Every line that contains "title" must be located and copied from the data.
---------------
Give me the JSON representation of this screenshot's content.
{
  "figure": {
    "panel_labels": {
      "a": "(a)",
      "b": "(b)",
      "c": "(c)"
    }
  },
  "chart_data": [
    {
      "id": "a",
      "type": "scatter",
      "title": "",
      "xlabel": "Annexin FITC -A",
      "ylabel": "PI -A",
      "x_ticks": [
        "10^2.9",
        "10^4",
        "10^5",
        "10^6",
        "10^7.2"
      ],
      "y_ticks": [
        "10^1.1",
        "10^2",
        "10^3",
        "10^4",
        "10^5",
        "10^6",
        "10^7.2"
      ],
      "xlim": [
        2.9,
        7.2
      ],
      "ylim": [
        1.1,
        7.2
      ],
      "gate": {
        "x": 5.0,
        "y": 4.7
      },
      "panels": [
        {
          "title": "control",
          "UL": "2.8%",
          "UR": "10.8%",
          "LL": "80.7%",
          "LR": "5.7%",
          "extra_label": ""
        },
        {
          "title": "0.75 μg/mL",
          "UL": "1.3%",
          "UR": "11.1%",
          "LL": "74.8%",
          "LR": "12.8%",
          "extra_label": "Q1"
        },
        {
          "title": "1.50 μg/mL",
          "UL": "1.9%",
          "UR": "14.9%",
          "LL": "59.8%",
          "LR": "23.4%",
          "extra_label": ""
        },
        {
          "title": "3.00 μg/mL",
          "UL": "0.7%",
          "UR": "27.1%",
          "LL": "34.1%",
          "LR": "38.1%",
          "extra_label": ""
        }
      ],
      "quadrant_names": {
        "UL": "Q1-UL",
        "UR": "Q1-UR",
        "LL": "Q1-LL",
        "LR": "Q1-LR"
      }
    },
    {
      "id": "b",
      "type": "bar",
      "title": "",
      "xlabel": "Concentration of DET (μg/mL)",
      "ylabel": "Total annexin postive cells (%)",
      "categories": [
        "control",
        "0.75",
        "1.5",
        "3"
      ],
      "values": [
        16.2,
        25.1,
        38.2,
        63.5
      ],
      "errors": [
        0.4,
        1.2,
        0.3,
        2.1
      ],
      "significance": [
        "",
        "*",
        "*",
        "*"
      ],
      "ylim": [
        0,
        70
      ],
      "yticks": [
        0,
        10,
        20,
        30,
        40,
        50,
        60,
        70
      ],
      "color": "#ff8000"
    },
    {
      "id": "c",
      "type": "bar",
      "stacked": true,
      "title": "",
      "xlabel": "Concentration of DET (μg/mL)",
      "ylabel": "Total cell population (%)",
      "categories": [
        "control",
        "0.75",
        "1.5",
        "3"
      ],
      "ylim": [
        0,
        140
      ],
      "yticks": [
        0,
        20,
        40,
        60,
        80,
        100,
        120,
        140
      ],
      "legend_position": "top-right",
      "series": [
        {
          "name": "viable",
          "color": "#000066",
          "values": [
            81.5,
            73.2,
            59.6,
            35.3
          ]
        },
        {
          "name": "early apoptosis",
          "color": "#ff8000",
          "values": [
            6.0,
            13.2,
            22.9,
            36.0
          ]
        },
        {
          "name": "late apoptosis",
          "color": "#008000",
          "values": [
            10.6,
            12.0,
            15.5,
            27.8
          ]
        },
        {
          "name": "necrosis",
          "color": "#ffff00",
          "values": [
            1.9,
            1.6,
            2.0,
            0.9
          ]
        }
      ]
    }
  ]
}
---------------
**ANSWER TO THE EXERCISE:**
      "title": "",
          "title": "control",
          "title": "0.75 μg/mL",
          "title": "1.50 μg/mL",
          "title": "3.00 μg/mL",
      "title": "",
      "title": "",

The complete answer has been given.